* [GIVEN REQUEST] Set down each entry exactly as given; pictures should not appear in the copy.

* [TASK INPUT]
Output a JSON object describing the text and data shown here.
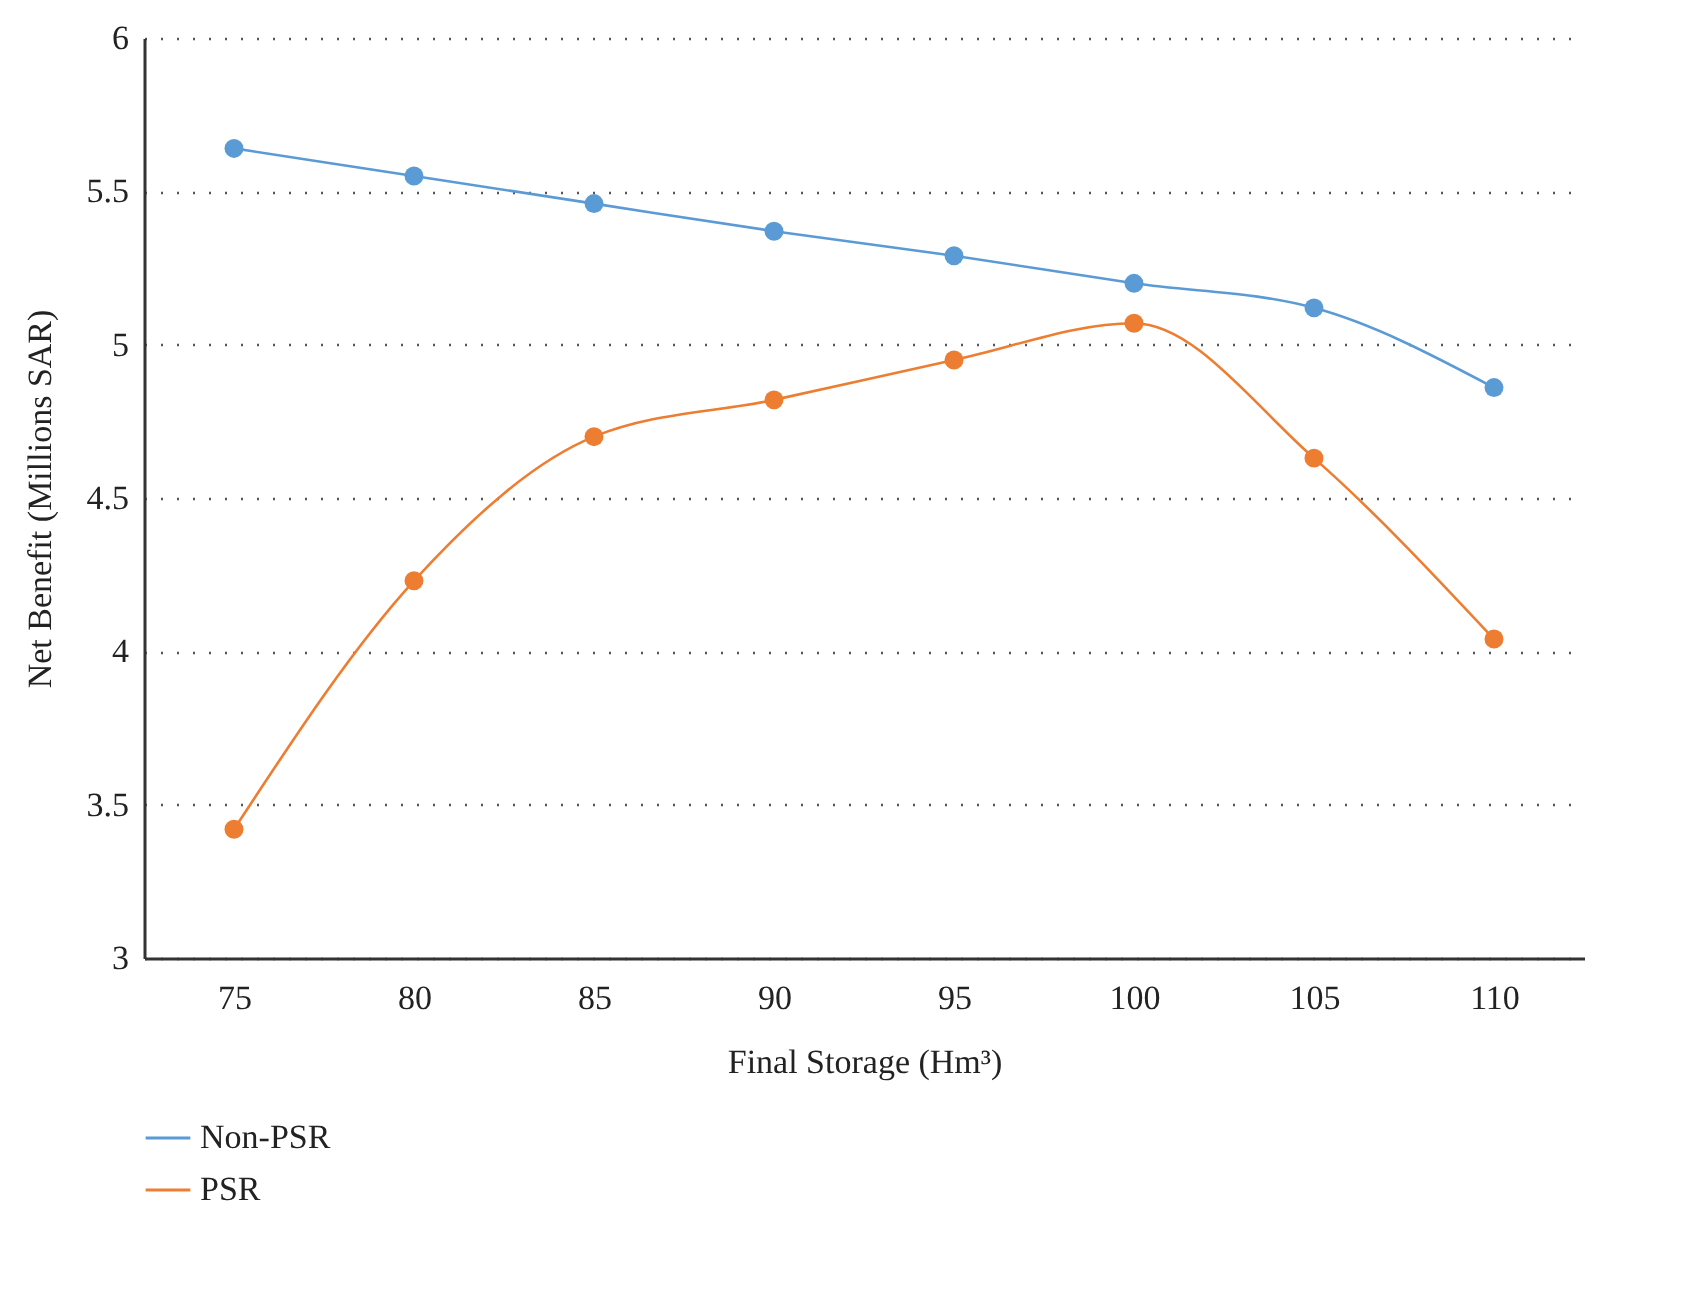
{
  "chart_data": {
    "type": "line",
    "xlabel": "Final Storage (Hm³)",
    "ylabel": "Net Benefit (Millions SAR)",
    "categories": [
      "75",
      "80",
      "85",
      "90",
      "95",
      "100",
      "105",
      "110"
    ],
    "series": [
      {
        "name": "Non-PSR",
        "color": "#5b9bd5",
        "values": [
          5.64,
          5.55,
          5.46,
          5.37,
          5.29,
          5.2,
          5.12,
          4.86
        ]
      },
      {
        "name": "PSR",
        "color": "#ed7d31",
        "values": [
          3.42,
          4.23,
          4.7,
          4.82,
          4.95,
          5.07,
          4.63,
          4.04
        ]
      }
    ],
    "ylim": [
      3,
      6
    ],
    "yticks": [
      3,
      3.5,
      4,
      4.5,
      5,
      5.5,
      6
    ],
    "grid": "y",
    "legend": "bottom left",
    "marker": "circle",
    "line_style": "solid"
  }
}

* [SOLUTION TO THE EXERCISE]
Output a JSON object describing the text and data shown here.
{
  "chart_data": {
    "type": "line",
    "xlabel": "Final Storage (Hm³)",
    "ylabel": "Net Benefit (Millions SAR)",
    "categories": [
      "75",
      "80",
      "85",
      "90",
      "95",
      "100",
      "105",
      "110"
    ],
    "series": [
      {
        "name": "Non-PSR",
        "color": "#5b9bd5",
        "values": [
          5.64,
          5.55,
          5.46,
          5.37,
          5.29,
          5.2,
          5.12,
          4.86
        ]
      },
      {
        "name": "PSR",
        "color": "#ed7d31",
        "values": [
          3.42,
          4.23,
          4.7,
          4.82,
          4.95,
          5.07,
          4.63,
          4.04
        ]
      }
    ],
    "ylim": [
      3,
      6
    ],
    "yticks": [
      3,
      3.5,
      4,
      4.5,
      5,
      5.5,
      6
    ],
    "grid": "y",
    "legend": "bottom left",
    "marker": "circle",
    "line_style": "solid"
  }
}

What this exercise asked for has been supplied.